Render the records below as a Markdown table with the columns Row and Entry, numbering each line and skipping blank lines. Leave the pictures out of the answer.
* Begin *
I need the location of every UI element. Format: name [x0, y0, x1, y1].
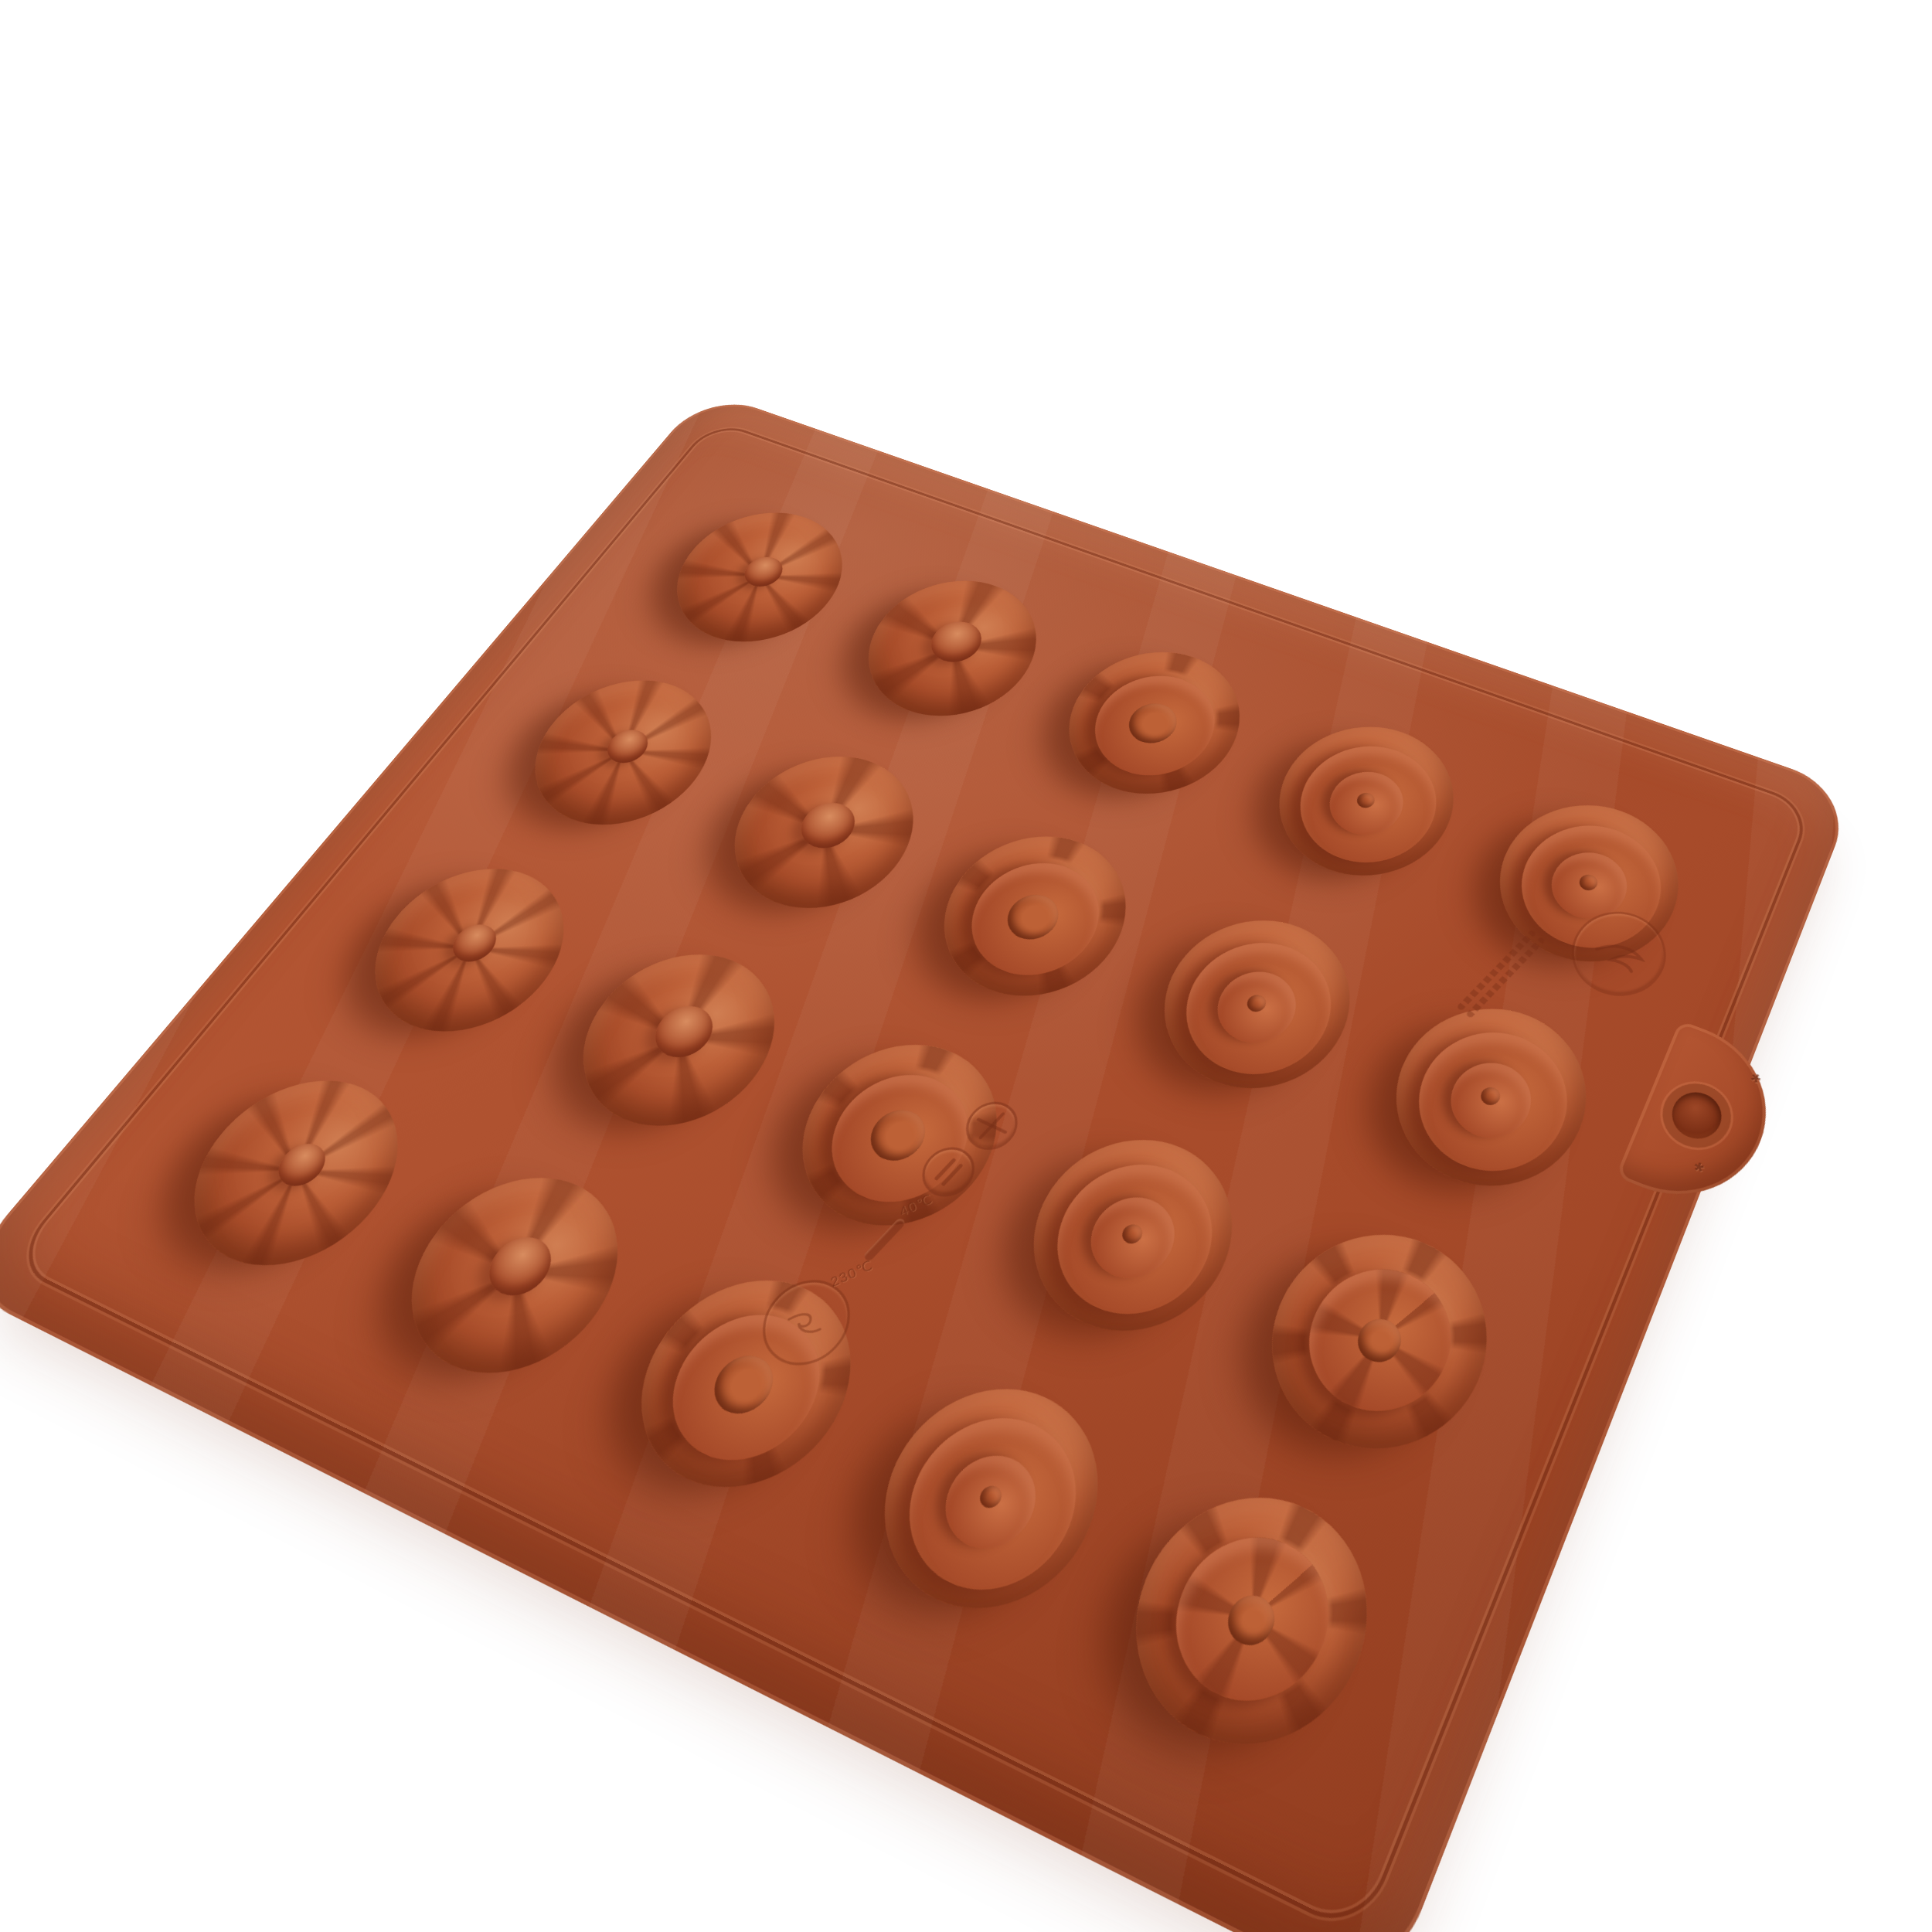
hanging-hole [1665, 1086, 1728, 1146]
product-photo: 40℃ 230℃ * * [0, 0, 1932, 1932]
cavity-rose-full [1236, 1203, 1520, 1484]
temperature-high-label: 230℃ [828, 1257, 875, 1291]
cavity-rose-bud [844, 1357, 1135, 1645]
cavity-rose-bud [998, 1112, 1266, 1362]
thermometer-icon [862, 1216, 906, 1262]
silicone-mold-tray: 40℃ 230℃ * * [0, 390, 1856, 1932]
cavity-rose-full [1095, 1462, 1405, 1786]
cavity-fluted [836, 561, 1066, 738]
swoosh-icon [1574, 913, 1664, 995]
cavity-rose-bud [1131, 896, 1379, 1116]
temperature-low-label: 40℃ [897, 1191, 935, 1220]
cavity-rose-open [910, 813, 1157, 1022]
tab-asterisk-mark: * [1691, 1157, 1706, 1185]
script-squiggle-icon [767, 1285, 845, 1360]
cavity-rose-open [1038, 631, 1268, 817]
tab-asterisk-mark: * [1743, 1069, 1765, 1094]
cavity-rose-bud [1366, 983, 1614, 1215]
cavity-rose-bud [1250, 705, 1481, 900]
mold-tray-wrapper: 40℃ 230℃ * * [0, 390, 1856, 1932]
* End *
## Solution to the exercise
| Row | Entry |
|---|---|
| 1 | I need the location of every UI element. Format: name [x0, y0, x1, y1]. |
| 2 | hanging-hole [1665, 1086, 1728, 1146] |
| 3 | product-photo: 40℃ 230℃ * * [0, 0, 1932, 1932] |
| 4 | cavity-rose-full [1236, 1203, 1520, 1484] |
| 5 | temperature-high-label: 230℃ [828, 1257, 875, 1291] |
| 6 | cavity-rose-bud [844, 1357, 1135, 1645] |
| 7 | cavity-rose-bud [998, 1112, 1266, 1362] |
| 8 | thermometer-icon [862, 1216, 906, 1262] |
| 9 | silicone-mold-tray: 40℃ 230℃ * * [0, 390, 1856, 1932] |
| 10 | cavity-rose-full [1095, 1462, 1405, 1786] |
| 11 | cavity-fluted [836, 561, 1066, 738] |
| 12 | swoosh-icon [1574, 913, 1664, 995] |
| 13 | cavity-rose-bud [1131, 896, 1379, 1116] |
| 14 | temperature-low-label: 40℃ [897, 1191, 935, 1220] |
| 15 | cavity-rose-open [910, 813, 1157, 1022] |
| 16 | tab-asterisk-mark: * [1691, 1157, 1706, 1185] |
| 17 | script-squiggle-icon [767, 1285, 845, 1360] |
| 18 | cavity-rose-open [1038, 631, 1268, 817] |
| 19 | tab-asterisk-mark: * [1743, 1069, 1765, 1094] |
| 20 | cavity-rose-bud [1366, 983, 1614, 1215] |
| 21 | cavity-rose-bud [1250, 705, 1481, 900] |
| 22 | mold-tray-wrapper: 40℃ 230℃ * * [0, 390, 1856, 1932] |